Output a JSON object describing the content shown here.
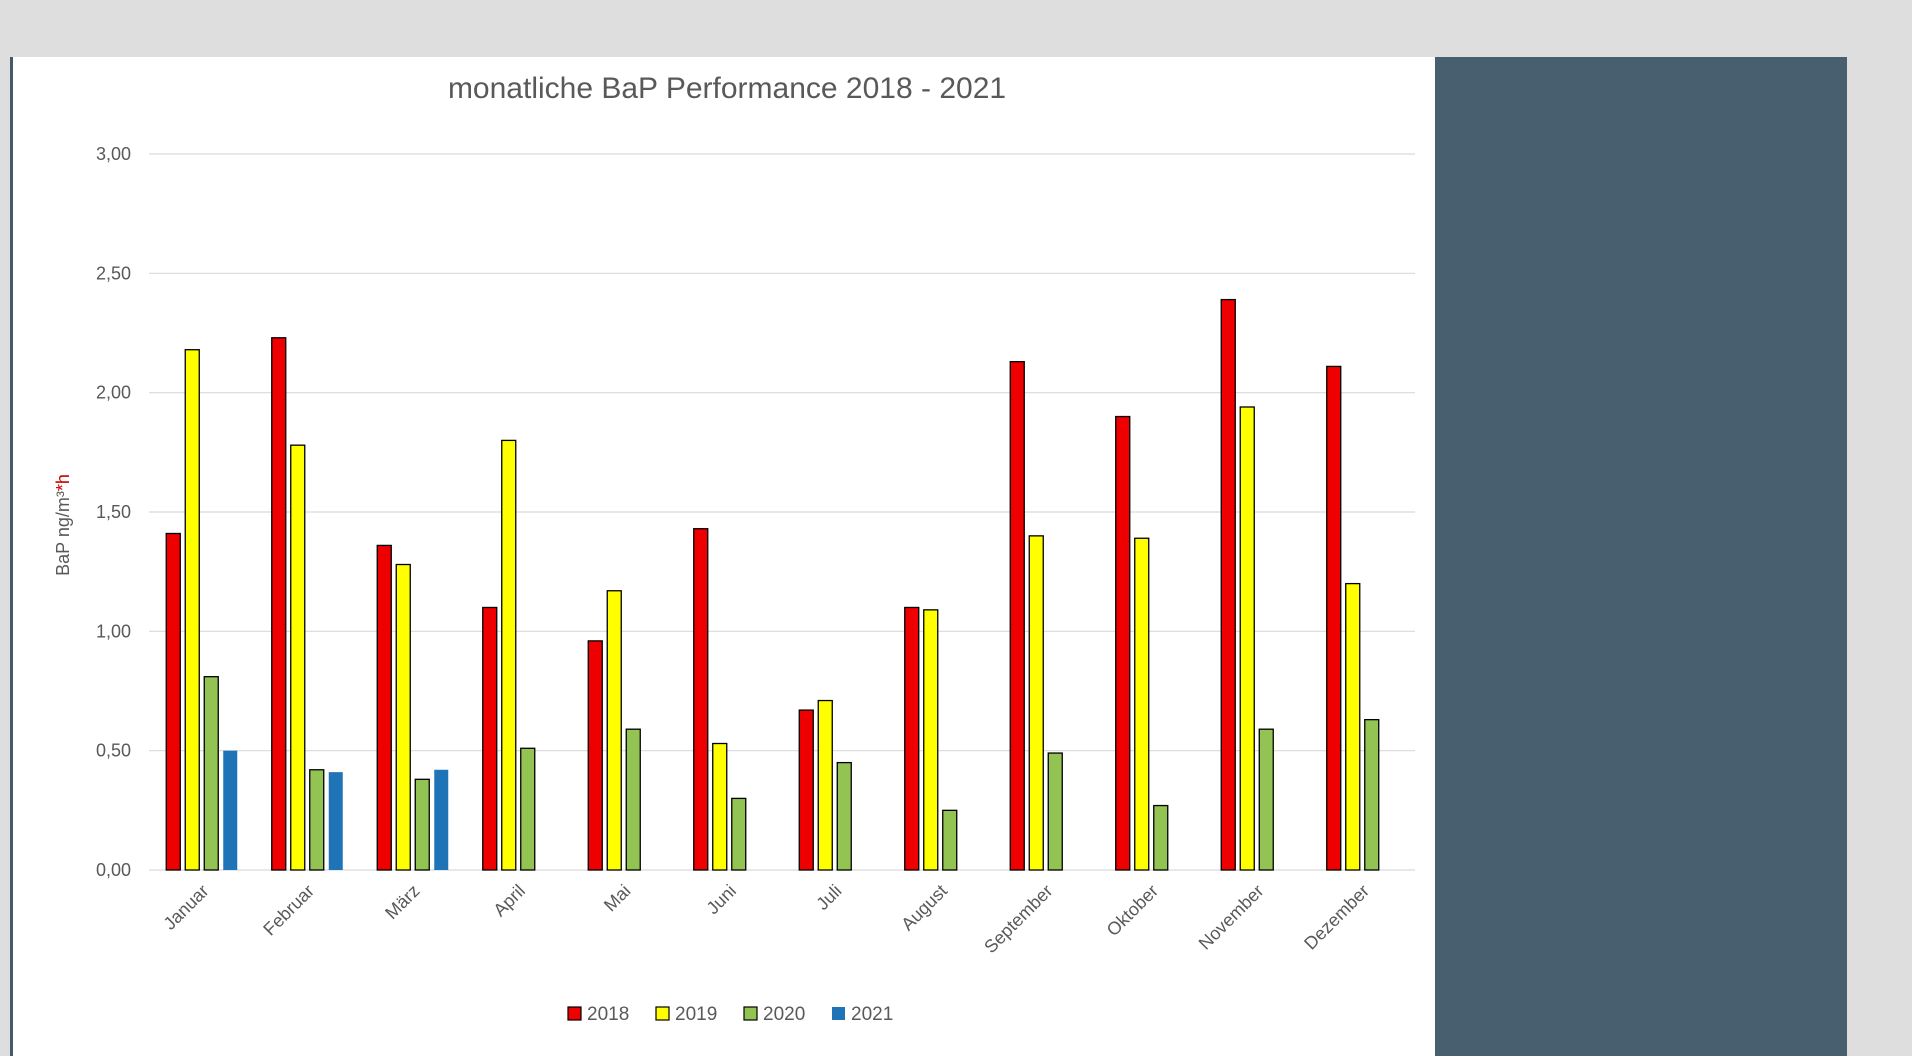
{
  "chart_data": {
    "type": "bar",
    "title": "monatliche BaP Performance 2018 - 2021",
    "ylabel_main": "BaP ng/m³",
    "ylabel_suffix": "*h",
    "ylim": [
      0,
      3
    ],
    "yticks": [
      "0,00",
      "0,50",
      "1,00",
      "1,50",
      "2,00",
      "2,50",
      "3,00"
    ],
    "grid": true,
    "legend_position": "bottom",
    "categories": [
      "Januar",
      "Februar",
      "März",
      "April",
      "Mai",
      "Juni",
      "Juli",
      "August",
      "September",
      "Oktober",
      "November",
      "Dezember"
    ],
    "series": [
      {
        "name": "2018",
        "color": "#ee0000",
        "values": [
          1.41,
          2.23,
          1.36,
          1.1,
          0.96,
          1.43,
          0.67,
          1.1,
          2.13,
          1.9,
          2.39,
          2.11
        ]
      },
      {
        "name": "2019",
        "color": "#ffff00",
        "values": [
          2.18,
          1.78,
          1.28,
          1.8,
          1.17,
          0.53,
          0.71,
          1.09,
          1.4,
          1.39,
          1.94,
          1.2
        ]
      },
      {
        "name": "2020",
        "color": "#92c353",
        "values": [
          0.81,
          0.42,
          0.38,
          0.51,
          0.59,
          0.3,
          0.45,
          0.25,
          0.49,
          0.27,
          0.59,
          0.63
        ]
      },
      {
        "name": "2021",
        "color": "#1f73b7",
        "values": [
          0.5,
          0.41,
          0.42,
          null,
          null,
          null,
          null,
          null,
          null,
          null,
          null,
          null
        ]
      }
    ],
    "colors": {
      "ylabel_suffix": "#cc0000",
      "grid": "#d9d9d9",
      "text": "#595959"
    }
  }
}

········

■ **Request**: Return the listing above unchanged, apart from dropping its pictures.

■ **Result**:
Output a JSON object describing the content shown here.
{
  "chart_data": {
    "type": "bar",
    "title": "monatliche BaP Performance 2018 - 2021",
    "ylabel_main": "BaP ng/m³",
    "ylabel_suffix": "*h",
    "ylim": [
      0,
      3
    ],
    "yticks": [
      "0,00",
      "0,50",
      "1,00",
      "1,50",
      "2,00",
      "2,50",
      "3,00"
    ],
    "grid": true,
    "legend_position": "bottom",
    "categories": [
      "Januar",
      "Februar",
      "März",
      "April",
      "Mai",
      "Juni",
      "Juli",
      "August",
      "September",
      "Oktober",
      "November",
      "Dezember"
    ],
    "series": [
      {
        "name": "2018",
        "color": "#ee0000",
        "values": [
          1.41,
          2.23,
          1.36,
          1.1,
          0.96,
          1.43,
          0.67,
          1.1,
          2.13,
          1.9,
          2.39,
          2.11
        ]
      },
      {
        "name": "2019",
        "color": "#ffff00",
        "values": [
          2.18,
          1.78,
          1.28,
          1.8,
          1.17,
          0.53,
          0.71,
          1.09,
          1.4,
          1.39,
          1.94,
          1.2
        ]
      },
      {
        "name": "2020",
        "color": "#92c353",
        "values": [
          0.81,
          0.42,
          0.38,
          0.51,
          0.59,
          0.3,
          0.45,
          0.25,
          0.49,
          0.27,
          0.59,
          0.63
        ]
      },
      {
        "name": "2021",
        "color": "#1f73b7",
        "values": [
          0.5,
          0.41,
          0.42,
          null,
          null,
          null,
          null,
          null,
          null,
          null,
          null,
          null
        ]
      }
    ],
    "colors": {
      "ylabel_suffix": "#cc0000",
      "grid": "#d9d9d9",
      "text": "#595959"
    }
  }
}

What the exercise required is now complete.